▶ To be done:
Below is a listing; reproduce each line of it exactly.

▶ Supplied records:
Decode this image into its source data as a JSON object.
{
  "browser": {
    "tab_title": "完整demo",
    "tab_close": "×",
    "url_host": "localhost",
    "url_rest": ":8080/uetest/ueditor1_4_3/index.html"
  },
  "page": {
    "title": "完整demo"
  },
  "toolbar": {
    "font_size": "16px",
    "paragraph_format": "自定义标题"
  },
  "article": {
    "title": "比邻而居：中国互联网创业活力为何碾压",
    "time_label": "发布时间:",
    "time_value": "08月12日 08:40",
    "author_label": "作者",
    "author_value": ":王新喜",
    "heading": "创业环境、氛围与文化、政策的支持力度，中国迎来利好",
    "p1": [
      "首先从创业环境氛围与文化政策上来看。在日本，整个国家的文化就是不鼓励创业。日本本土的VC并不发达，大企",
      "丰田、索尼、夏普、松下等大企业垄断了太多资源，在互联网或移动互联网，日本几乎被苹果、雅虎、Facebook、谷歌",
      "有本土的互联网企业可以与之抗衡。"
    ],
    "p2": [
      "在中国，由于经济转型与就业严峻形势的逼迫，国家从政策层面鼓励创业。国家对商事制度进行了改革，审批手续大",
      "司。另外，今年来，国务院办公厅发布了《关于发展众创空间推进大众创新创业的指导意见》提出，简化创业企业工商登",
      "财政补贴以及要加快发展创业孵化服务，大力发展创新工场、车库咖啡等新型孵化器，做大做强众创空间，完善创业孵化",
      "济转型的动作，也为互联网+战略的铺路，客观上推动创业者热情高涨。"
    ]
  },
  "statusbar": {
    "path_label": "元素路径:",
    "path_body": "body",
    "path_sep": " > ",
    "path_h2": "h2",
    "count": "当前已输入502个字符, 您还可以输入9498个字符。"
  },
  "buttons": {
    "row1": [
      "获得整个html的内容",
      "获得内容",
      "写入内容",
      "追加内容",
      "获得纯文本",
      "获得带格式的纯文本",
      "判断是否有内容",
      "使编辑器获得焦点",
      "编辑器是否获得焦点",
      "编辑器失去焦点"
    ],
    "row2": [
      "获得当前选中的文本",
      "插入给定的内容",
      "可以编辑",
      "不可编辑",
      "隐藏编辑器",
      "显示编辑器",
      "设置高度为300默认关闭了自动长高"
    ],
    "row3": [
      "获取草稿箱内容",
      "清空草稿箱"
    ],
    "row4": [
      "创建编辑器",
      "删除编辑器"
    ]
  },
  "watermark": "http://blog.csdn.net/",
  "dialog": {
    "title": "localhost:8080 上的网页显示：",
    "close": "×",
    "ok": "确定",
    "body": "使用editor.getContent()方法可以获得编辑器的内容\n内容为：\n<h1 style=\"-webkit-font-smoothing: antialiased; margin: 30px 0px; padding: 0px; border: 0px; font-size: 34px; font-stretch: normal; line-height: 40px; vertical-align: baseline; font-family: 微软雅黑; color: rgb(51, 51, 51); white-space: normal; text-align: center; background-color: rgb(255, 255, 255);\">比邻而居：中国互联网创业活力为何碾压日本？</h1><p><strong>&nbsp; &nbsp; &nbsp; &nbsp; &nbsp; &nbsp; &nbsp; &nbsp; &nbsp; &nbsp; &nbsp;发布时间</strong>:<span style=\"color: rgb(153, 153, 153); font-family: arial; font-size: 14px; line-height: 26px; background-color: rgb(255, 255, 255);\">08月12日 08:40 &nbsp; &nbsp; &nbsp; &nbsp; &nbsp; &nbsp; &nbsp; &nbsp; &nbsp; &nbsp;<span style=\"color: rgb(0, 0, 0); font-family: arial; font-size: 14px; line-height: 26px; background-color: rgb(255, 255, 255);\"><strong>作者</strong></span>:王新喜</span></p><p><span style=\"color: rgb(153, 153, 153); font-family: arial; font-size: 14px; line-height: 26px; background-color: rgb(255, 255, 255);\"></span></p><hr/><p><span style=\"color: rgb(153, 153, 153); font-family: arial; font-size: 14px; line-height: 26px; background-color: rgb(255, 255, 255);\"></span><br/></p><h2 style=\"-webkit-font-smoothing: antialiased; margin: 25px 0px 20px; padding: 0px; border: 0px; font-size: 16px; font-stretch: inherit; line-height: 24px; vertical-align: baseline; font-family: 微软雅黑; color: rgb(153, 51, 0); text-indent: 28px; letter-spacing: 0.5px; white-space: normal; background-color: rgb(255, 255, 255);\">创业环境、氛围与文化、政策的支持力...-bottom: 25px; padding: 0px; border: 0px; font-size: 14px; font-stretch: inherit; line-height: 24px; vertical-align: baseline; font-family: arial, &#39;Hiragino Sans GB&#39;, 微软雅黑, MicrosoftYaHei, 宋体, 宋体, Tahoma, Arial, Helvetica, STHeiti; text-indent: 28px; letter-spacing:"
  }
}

▶ Result of this task:
Decode this image into its source data as a JSON object.
{
  "browser": {
    "tab_title": "完整demo",
    "tab_close": "×",
    "url_host": "localhost",
    "url_rest": ":8080/uetest/ueditor1_4_3/index.html"
  },
  "page": {
    "title": "完整demo"
  },
  "toolbar": {
    "font_size": "16px",
    "paragraph_format": "自定义标题"
  },
  "article": {
    "title": "比邻而居：中国互联网创业活力为何碾压",
    "time_label": "发布时间:",
    "time_value": "08月12日 08:40",
    "author_label": "作者",
    "author_value": ":王新喜",
    "heading": "创业环境、氛围与文化、政策的支持力度，中国迎来利好",
    "p1": [
      "首先从创业环境氛围与文化政策上来看。在日本，整个国家的文化就是不鼓励创业。日本本土的VC并不发达，大企",
      "丰田、索尼、夏普、松下等大企业垄断了太多资源，在互联网或移动互联网，日本几乎被苹果、雅虎、Facebook、谷歌",
      "有本土的互联网企业可以与之抗衡。"
    ],
    "p2": [
      "在中国，由于经济转型与就业严峻形势的逼迫，国家从政策层面鼓励创业。国家对商事制度进行了改革，审批手续大",
      "司。另外，今年来，国务院办公厅发布了《关于发展众创空间推进大众创新创业的指导意见》提出，简化创业企业工商登",
      "财政补贴以及要加快发展创业孵化服务，大力发展创新工场、车库咖啡等新型孵化器，做大做强众创空间，完善创业孵化",
      "济转型的动作，也为互联网+战略的铺路，客观上推动创业者热情高涨。"
    ]
  },
  "statusbar": {
    "path_label": "元素路径:",
    "path_body": "body",
    "path_sep": " > ",
    "path_h2": "h2",
    "count": "当前已输入502个字符, 您还可以输入9498个字符。"
  },
  "buttons": {
    "row1": [
      "获得整个html的内容",
      "获得内容",
      "写入内容",
      "追加内容",
      "获得纯文本",
      "获得带格式的纯文本",
      "判断是否有内容",
      "使编辑器获得焦点",
      "编辑器是否获得焦点",
      "编辑器失去焦点"
    ],
    "row2": [
      "获得当前选中的文本",
      "插入给定的内容",
      "可以编辑",
      "不可编辑",
      "隐藏编辑器",
      "显示编辑器",
      "设置高度为300默认关闭了自动长高"
    ],
    "row3": [
      "获取草稿箱内容",
      "清空草稿箱"
    ],
    "row4": [
      "创建编辑器",
      "删除编辑器"
    ]
  },
  "watermark": "http://blog.csdn.net/",
  "dialog": {
    "title": "localhost:8080 上的网页显示：",
    "close": "×",
    "ok": "确定",
    "body": "使用editor.getContent()方法可以获得编辑器的内容\n内容为：\n<h1 style=\"-webkit-font-smoothing: antialiased; margin: 30px 0px; padding: 0px; border: 0px; font-size: 34px; font-stretch: normal; line-height: 40px; vertical-align: baseline; font-family: 微软雅黑; color: rgb(51, 51, 51); white-space: normal; text-align: center; background-color: rgb(255, 255, 255);\">比邻而居：中国互联网创业活力为何碾压日本？</h1><p><strong>&nbsp; &nbsp; &nbsp; &nbsp; &nbsp; &nbsp; &nbsp; &nbsp; &nbsp; &nbsp; &nbsp;发布时间</strong>:<span style=\"color: rgb(153, 153, 153); font-family: arial; font-size: 14px; line-height: 26px; background-color: rgb(255, 255, 255);\">08月12日 08:40 &nbsp; &nbsp; &nbsp; &nbsp; &nbsp; &nbsp; &nbsp; &nbsp; &nbsp; &nbsp;<span style=\"color: rgb(0, 0, 0); font-family: arial; font-size: 14px; line-height: 26px; background-color: rgb(255, 255, 255);\"><strong>作者</strong></span>:王新喜</span></p><p><span style=\"color: rgb(153, 153, 153); font-family: arial; font-size: 14px; line-height: 26px; background-color: rgb(255, 255, 255);\"></span></p><hr/><p><span style=\"color: rgb(153, 153, 153); font-family: arial; font-size: 14px; line-height: 26px; background-color: rgb(255, 255, 255);\"></span><br/></p><h2 style=\"-webkit-font-smoothing: antialiased; margin: 25px 0px 20px; padding: 0px; border: 0px; font-size: 16px; font-stretch: inherit; line-height: 24px; vertical-align: baseline; font-family: 微软雅黑; color: rgb(153, 51, 0); text-indent: 28px; letter-spacing: 0.5px; white-space: normal; background-color: rgb(255, 255, 255);\">创业环境、氛围与文化、政策的支持力...-bottom: 25px; padding: 0px; border: 0px; font-size: 14px; font-stretch: inherit; line-height: 24px; vertical-align: baseline; font-family: arial, &#39;Hiragino Sans GB&#39;, 微软雅黑, MicrosoftYaHei, 宋体, 宋体, Tahoma, Arial, Helvetica, STHeiti; text-indent: 28px; letter-spacing:"
  }
}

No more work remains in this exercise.